▸ Given problem
Return the records that follow, matching each one exactly.

▸ Given records
::::::::::
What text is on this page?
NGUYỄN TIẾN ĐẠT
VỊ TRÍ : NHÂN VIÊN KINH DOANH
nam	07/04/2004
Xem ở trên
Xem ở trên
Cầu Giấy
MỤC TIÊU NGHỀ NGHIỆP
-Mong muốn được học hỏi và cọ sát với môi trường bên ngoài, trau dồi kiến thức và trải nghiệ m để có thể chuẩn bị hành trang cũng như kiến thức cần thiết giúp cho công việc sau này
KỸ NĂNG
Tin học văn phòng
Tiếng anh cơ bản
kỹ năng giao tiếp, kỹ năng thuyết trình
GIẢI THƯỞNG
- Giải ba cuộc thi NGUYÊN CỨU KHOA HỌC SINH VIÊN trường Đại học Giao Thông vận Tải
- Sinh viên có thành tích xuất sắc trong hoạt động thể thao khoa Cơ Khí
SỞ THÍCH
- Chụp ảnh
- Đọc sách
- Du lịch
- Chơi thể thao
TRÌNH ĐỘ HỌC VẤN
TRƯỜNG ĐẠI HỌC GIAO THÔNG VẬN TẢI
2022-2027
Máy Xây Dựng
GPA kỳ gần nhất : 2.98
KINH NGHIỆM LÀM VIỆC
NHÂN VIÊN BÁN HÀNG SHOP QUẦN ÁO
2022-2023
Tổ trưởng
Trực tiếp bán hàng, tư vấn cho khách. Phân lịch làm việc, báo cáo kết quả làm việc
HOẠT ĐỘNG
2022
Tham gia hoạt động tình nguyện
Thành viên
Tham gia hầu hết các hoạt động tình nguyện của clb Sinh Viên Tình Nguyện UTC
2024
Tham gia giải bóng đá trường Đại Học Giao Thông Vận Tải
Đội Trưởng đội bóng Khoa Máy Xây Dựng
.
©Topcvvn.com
::::::::::
▸ Task answer
What text is on this page?
NGUYỄN TIẾN ĐẠT
VỊ TRÍ : NHÂN VIÊN KINH DOANH
nam	07/04/2004
Xem ở trên
Xem ở trên
Cầu Giấy
MỤC TIÊU NGHỀ NGHIỆP
-Mong muốn được học hỏi và cọ sát với môi trường bên ngoài, trau dồi kiến thức và trải nghiệ m để có thể chuẩn bị hành trang cũng như kiến thức cần thiết giúp cho công việc sau này
KỸ NĂNG
Tin học văn phòng
Tiếng anh cơ bản
kỹ năng giao tiếp, kỹ năng thuyết trình
GIẢI THƯỞNG
- Giải ba cuộc thi NGUYÊN CỨU KHOA HỌC SINH VIÊN trường Đại học Giao Thông vận Tải
- Sinh viên có thành tích xuất sắc trong hoạt động thể thao khoa Cơ Khí
SỞ THÍCH
- Chụp ảnh
- Đọc sách
- Du lịch
- Chơi thể thao
TRÌNH ĐỘ HỌC VẤN
TRƯỜNG ĐẠI HỌC GIAO THÔNG VẬN TẢI
2022-2027
Máy Xây Dựng
GPA kỳ gần nhất : 2.98
KINH NGHIỆM LÀM VIỆC
NHÂN VIÊN BÁN HÀNG SHOP QUẦN ÁO
2022-2023
Tổ trưởng
Trực tiếp bán hàng, tư vấn cho khách. Phân lịch làm việc, báo cáo kết quả làm việc
HOẠT ĐỘNG
2022
Tham gia hoạt động tình nguyện
Thành viên
Tham gia hầu hết các hoạt động tình nguyện của clb Sinh Viên Tình Nguyện UTC
2024
Tham gia giải bóng đá trường Đại Học Giao Thông Vận Tải
Đội Trưởng đội bóng Khoa Máy Xây Dựng
.
©Topcvvn.com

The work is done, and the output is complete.